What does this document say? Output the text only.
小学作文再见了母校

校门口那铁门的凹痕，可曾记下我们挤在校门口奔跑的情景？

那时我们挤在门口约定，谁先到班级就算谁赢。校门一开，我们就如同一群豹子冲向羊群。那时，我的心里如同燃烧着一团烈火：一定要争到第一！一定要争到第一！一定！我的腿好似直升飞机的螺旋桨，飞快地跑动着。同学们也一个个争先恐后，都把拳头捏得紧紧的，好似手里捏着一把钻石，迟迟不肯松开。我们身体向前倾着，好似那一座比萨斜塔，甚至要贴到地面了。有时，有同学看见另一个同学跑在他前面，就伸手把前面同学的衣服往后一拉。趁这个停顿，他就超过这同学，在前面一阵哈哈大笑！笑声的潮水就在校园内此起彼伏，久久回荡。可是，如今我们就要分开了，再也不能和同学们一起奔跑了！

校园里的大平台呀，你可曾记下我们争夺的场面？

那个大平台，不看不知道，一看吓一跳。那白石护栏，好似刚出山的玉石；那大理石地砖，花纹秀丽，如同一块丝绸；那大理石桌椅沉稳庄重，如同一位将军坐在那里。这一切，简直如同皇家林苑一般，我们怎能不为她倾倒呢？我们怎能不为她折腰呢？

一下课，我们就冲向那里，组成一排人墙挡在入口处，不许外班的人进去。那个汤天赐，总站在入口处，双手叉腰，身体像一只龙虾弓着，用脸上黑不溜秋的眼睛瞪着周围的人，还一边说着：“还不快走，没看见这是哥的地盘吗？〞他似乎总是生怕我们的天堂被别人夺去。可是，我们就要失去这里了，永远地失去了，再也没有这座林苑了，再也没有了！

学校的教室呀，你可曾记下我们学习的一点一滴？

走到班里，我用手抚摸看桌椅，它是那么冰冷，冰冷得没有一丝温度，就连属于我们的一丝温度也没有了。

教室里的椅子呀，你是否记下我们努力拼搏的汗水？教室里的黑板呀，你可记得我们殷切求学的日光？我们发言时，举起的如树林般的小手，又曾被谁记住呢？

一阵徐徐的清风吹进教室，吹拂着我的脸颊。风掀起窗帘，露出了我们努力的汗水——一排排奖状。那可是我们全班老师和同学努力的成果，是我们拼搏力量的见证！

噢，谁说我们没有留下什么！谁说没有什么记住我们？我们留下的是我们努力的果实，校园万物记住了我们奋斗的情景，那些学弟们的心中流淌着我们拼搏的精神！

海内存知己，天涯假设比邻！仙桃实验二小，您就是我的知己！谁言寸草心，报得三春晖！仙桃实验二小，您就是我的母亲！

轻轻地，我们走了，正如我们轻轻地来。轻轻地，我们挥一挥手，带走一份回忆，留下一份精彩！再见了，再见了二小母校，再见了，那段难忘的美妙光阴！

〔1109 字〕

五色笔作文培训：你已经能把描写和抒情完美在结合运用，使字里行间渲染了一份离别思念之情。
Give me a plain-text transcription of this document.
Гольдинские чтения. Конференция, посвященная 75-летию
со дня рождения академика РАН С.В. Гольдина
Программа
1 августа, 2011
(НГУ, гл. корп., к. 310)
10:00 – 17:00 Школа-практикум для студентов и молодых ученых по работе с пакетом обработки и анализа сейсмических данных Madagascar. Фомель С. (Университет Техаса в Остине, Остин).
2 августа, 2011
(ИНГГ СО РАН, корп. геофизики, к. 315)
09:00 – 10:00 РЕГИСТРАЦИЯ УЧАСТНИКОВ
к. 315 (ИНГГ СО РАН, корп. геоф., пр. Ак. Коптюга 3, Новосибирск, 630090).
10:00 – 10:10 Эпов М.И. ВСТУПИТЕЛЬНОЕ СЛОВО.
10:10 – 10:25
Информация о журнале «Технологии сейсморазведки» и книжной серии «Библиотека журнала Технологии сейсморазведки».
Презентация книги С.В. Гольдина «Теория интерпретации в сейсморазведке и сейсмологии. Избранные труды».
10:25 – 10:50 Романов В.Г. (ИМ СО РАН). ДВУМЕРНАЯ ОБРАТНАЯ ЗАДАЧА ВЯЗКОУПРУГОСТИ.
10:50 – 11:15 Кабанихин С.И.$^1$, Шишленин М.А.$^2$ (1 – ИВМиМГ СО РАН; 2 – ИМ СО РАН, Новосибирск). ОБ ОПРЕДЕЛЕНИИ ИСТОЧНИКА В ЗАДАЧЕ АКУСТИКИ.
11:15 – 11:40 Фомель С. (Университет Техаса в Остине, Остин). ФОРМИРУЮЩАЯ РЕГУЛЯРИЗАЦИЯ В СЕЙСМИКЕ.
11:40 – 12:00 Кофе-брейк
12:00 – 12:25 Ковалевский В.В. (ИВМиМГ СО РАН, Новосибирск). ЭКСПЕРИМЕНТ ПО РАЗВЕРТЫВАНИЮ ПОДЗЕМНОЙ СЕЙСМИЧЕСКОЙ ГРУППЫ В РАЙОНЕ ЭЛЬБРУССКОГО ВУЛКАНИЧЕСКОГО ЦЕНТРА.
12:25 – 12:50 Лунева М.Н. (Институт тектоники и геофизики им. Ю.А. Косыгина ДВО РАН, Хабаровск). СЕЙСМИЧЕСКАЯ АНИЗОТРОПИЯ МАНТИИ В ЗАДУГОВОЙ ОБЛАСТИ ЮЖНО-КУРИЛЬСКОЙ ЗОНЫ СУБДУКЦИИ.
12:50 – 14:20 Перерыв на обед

+ + +

Copy the records above exactly.

What does this document say? Output the text only.
小学作文再见了母校

校门口那铁门的凹痕，可曾记下我们挤在校门口奔跑的情景？

那时我们挤在门口约定，谁先到班级就算谁赢。校门一开，我们就如同一群豹子冲向羊群。那时，我的心里如同燃烧着一团烈火：一定要争到第一！一定要争到第一！一定！我的腿好似直升飞机的螺旋桨，飞快地跑动着。同学们也一个个争先恐后，都把拳头捏得紧紧的，好似手里捏着一把钻石，迟迟不肯松开。我们身体向前倾着，好似那一座比萨斜塔，甚至要贴到地面了。有时，有同学看见另一个同学跑在他前面，就伸手把前面同学的衣服往后一拉。趁这个停顿，他就超过这同学，在前面一阵哈哈大笑！笑声的潮水就在校园内此起彼伏，久久回荡。可是，如今我们就要分开了，再也不能和同学们一起奔跑了！

校园里的大平台呀，你可曾记下我们争夺的场面？

那个大平台，不看不知道，一看吓一跳。那白石护栏，好似刚出山的玉石；那大理石地砖，花纹秀丽，如同一块丝绸；那大理石桌椅沉稳庄重，如同一位将军坐在那里。这一切，简直如同皇家林苑一般，我们怎能不为她倾倒呢？我们怎能不为她折腰呢？

一下课，我们就冲向那里，组成一排人墙挡在入口处，不许外班的人进去。那个汤天赐，总站在入口处，双手叉腰，身体像一只龙虾弓着，用脸上黑不溜秋的眼睛瞪着周围的人，还一边说着：“还不快走，没看见这是哥的地盘吗？〞他似乎总是生怕我们的天堂被别人夺去。可是，我们就要失去这里了，永远地失去了，再也没有这座林苑了，再也没有了！

学校的教室呀，你可曾记下我们学习的一点一滴？

走到班里，我用手抚摸看桌椅，它是那么冰冷，冰冷得没有一丝温度，就连属于我们的一丝温度也没有了。

教室里的椅子呀，你是否记下我们努力拼搏的汗水？教室里的黑板呀，你可记得我们殷切求学的日光？我们发言时，举起的如树林般的小手，又曾被谁记住呢？

一阵徐徐的清风吹进教室，吹拂着我的脸颊。风掀起窗帘，露出了我们努力的汗水——一排排奖状。那可是我们全班老师和同学努力的成果，是我们拼搏力量的见证！

噢，谁说我们没有留下什么！谁说没有什么记住我们？我们留下的是我们努力的果实，校园万物记住了我们奋斗的情景，那些学弟们的心中流淌着我们拼搏的精神！

海内存知己，天涯假设比邻！仙桃实验二小，您就是我的知己！谁言寸草心，报得三春晖！仙桃实验二小，您就是我的母亲！

轻轻地，我们走了，正如我们轻轻地来。轻轻地，我们挥一挥手，带走一份回忆，留下一份精彩！再见了，再见了二小母校，再见了，那段难忘的美妙光阴！

〔1109 字〕

五色笔作文培训：你已经能把描写和抒情完美在结合运用，使字里行间渲染了一份离别思念之情。
Give me a plain-text transcription of this document.
Гольдинские чтения. Конференция, посвященная 75-летию
со дня рождения академика РАН С.В. Гольдина
Программа
1 августа, 2011
(НГУ, гл. корп., к. 310)
10:00 – 17:00 Школа-практикум для студентов и молодых ученых по работе с пакетом обработки и анализа сейсмических данных Madagascar. Фомель С. (Университет Техаса в Остине, Остин).
2 августа, 2011
(ИНГГ СО РАН, корп. геофизики, к. 315)
09:00 – 10:00 РЕГИСТРАЦИЯ УЧАСТНИКОВ
к. 315 (ИНГГ СО РАН, корп. геоф., пр. Ак. Коптюга 3, Новосибирск, 630090).
10:00 – 10:10 Эпов М.И. ВСТУПИТЕЛЬНОЕ СЛОВО.
10:10 – 10:25
Информация о журнале «Технологии сейсморазведки» и книжной серии «Библиотека журнала Технологии сейсморазведки».
Презентация книги С.В. Гольдина «Теория интерпретации в сейсморазведке и сейсмологии. Избранные труды».
10:25 – 10:50 Романов В.Г. (ИМ СО РАН). ДВУМЕРНАЯ ОБРАТНАЯ ЗАДАЧА ВЯЗКОУПРУГОСТИ.
10:50 – 11:15 Кабанихин С.И.$^1$, Шишленин М.А.$^2$ (1 – ИВМиМГ СО РАН; 2 – ИМ СО РАН, Новосибирск). ОБ ОПРЕДЕЛЕНИИ ИСТОЧНИКА В ЗАДАЧЕ АКУСТИКИ.
11:15 – 11:40 Фомель С. (Университет Техаса в Остине, Остин). ФОРМИРУЮЩАЯ РЕГУЛЯРИЗАЦИЯ В СЕЙСМИКЕ.
11:40 – 12:00 Кофе-брейк
12:00 – 12:25 Ковалевский В.В. (ИВМиМГ СО РАН, Новосибирск). ЭКСПЕРИМЕНТ ПО РАЗВЕРТЫВАНИЮ ПОДЗЕМНОЙ СЕЙСМИЧЕСКОЙ ГРУППЫ В РАЙОНЕ ЭЛЬБРУССКОГО ВУЛКАНИЧЕСКОГО ЦЕНТРА.
12:25 – 12:50 Лунева М.Н. (Институт тектоники и геофизики им. Ю.А. Косыгина ДВО РАН, Хабаровск). СЕЙСМИЧЕСКАЯ АНИЗОТРОПИЯ МАНТИИ В ЗАДУГОВОЙ ОБЛАСТИ ЮЖНО-КУРИЛЬСКОЙ ЗОНЫ СУБДУКЦИИ.
12:50 – 14:20 Перерыв на обед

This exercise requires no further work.